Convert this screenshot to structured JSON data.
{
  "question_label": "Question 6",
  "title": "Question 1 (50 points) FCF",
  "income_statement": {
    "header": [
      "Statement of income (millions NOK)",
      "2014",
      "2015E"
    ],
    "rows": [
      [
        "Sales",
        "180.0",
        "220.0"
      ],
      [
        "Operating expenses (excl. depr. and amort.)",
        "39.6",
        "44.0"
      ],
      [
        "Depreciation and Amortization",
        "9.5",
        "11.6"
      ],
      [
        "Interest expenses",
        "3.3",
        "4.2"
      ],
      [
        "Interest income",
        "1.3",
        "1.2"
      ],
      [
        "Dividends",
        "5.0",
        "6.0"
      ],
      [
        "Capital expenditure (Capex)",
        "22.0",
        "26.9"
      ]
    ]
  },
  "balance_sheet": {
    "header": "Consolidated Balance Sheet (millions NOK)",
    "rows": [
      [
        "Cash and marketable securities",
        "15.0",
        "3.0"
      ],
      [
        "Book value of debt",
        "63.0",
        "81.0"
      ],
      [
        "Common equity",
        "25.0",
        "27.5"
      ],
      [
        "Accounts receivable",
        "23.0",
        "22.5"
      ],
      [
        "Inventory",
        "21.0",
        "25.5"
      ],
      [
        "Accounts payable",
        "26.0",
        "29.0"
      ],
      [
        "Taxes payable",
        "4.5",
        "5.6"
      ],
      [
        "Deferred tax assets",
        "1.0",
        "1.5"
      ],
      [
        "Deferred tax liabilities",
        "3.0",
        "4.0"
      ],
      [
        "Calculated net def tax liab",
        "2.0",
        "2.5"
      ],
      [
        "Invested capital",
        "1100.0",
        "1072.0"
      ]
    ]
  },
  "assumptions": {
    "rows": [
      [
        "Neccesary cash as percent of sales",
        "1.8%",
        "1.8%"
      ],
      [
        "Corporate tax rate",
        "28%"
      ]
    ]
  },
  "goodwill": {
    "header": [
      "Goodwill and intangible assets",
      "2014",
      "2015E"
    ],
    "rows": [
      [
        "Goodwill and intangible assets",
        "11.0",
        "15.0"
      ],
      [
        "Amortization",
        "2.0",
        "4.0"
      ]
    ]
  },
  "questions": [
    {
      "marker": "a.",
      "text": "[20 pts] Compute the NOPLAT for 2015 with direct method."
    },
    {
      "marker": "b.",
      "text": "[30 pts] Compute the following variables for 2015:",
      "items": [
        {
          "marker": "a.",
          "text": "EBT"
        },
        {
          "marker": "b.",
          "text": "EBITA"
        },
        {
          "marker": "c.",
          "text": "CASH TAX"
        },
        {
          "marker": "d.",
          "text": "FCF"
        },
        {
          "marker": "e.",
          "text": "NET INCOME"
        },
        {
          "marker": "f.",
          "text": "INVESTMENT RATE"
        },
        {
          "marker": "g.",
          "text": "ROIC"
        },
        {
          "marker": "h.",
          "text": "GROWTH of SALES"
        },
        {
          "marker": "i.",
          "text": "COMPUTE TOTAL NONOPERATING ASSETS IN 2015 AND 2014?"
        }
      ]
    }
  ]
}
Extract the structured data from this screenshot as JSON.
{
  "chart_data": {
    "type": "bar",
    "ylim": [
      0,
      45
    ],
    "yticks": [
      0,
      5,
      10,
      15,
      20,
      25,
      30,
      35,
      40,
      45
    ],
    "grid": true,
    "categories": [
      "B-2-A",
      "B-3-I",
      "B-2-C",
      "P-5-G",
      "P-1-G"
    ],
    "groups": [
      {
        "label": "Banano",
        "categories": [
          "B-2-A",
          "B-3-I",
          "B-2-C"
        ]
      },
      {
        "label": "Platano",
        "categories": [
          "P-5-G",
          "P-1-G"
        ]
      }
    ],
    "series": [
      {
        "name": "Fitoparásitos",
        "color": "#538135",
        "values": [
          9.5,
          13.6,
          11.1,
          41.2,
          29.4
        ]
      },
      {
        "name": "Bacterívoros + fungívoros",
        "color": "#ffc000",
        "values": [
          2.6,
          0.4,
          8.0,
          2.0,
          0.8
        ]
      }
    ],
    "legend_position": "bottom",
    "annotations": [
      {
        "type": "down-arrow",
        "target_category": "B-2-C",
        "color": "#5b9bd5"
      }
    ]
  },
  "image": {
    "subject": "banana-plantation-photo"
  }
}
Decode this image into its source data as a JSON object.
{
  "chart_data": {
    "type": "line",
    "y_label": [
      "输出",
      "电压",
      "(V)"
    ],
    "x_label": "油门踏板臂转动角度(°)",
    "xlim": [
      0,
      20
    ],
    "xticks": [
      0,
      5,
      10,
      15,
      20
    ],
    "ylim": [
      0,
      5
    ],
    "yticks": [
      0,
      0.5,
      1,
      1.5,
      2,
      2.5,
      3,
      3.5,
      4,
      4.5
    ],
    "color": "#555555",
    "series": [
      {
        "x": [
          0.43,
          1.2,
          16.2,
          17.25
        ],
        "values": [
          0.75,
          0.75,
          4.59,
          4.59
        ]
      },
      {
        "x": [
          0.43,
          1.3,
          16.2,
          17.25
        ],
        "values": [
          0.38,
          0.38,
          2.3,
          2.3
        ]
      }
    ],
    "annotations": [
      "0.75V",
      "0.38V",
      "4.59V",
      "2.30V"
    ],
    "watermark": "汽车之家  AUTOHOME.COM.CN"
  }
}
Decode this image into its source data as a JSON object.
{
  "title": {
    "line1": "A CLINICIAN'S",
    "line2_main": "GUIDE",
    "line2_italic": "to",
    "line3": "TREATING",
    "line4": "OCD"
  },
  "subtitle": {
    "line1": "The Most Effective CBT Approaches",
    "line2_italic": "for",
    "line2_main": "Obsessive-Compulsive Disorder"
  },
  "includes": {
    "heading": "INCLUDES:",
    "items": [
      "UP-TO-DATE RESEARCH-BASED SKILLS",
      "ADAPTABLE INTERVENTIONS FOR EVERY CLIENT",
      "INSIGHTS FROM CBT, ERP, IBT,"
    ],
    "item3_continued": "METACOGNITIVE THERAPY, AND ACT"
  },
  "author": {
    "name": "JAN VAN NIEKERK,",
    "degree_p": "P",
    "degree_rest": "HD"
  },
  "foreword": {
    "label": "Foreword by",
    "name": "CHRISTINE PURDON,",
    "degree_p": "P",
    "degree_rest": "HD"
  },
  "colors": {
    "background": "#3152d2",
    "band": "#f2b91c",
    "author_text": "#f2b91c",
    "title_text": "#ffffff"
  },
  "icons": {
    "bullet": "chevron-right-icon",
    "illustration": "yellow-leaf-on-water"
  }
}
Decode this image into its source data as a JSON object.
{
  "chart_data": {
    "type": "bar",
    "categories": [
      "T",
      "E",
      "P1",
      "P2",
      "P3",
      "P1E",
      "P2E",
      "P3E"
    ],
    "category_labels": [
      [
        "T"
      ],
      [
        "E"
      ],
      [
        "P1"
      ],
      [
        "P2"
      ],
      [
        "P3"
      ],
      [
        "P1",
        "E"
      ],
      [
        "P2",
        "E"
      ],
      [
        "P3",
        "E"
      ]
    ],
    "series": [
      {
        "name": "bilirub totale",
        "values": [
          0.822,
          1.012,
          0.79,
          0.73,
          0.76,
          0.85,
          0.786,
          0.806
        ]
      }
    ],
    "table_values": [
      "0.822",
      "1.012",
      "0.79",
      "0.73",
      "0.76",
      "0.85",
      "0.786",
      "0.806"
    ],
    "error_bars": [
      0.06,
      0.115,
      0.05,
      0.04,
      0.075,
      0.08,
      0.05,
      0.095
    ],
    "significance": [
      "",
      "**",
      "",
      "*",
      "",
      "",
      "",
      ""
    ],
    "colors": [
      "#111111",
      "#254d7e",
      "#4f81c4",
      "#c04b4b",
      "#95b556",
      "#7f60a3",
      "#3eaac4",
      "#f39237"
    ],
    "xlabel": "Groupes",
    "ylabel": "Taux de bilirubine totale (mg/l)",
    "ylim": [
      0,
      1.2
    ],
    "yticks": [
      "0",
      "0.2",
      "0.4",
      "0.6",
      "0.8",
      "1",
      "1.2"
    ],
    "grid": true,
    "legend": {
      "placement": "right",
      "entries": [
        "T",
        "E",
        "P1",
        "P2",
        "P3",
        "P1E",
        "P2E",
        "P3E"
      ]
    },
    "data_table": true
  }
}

### INSTRUCTIONS TO FOLLOW:
Look through the records above and report how many lines hold the word "totale", giving only the number.

### SOLUTION TO THIS EXERCISE:
2